*REQUIRED TASK*.
Copy the data exactly; pictures stay out of the copy.

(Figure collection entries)
────────

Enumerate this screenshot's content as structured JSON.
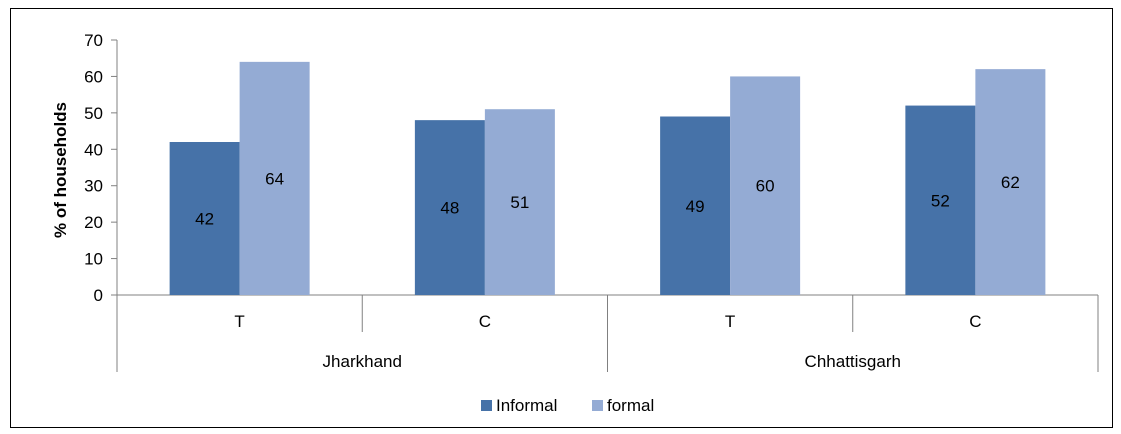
{
  "chart_data": {
    "type": "bar",
    "title": "",
    "xlabel": "",
    "ylabel": "% of households",
    "ylim": [
      0,
      70
    ],
    "yticks": [
      0,
      10,
      20,
      30,
      40,
      50,
      60,
      70
    ],
    "groups": [
      {
        "label": "Jharkhand",
        "categories": [
          "T",
          "C"
        ]
      },
      {
        "label": "Chhattisgarh",
        "categories": [
          "T",
          "C"
        ]
      }
    ],
    "series": [
      {
        "name": "Informal",
        "color": "#4672A8",
        "values": [
          42,
          48,
          49,
          52
        ]
      },
      {
        "name": "formal",
        "color": "#94ABD4",
        "values": [
          64,
          51,
          60,
          62
        ]
      }
    ],
    "grid": false,
    "legend": "bottom"
  }
}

────────

*RESPONSE*.
Enumerate this screenshot's content as structured JSON.
{
  "chart_data": {
    "type": "bar",
    "title": "",
    "xlabel": "",
    "ylabel": "% of households",
    "ylim": [
      0,
      70
    ],
    "yticks": [
      0,
      10,
      20,
      30,
      40,
      50,
      60,
      70
    ],
    "groups": [
      {
        "label": "Jharkhand",
        "categories": [
          "T",
          "C"
        ]
      },
      {
        "label": "Chhattisgarh",
        "categories": [
          "T",
          "C"
        ]
      }
    ],
    "series": [
      {
        "name": "Informal",
        "color": "#4672A8",
        "values": [
          42,
          48,
          49,
          52
        ]
      },
      {
        "name": "formal",
        "color": "#94ABD4",
        "values": [
          64,
          51,
          60,
          62
        ]
      }
    ],
    "grid": false,
    "legend": "bottom"
  }
}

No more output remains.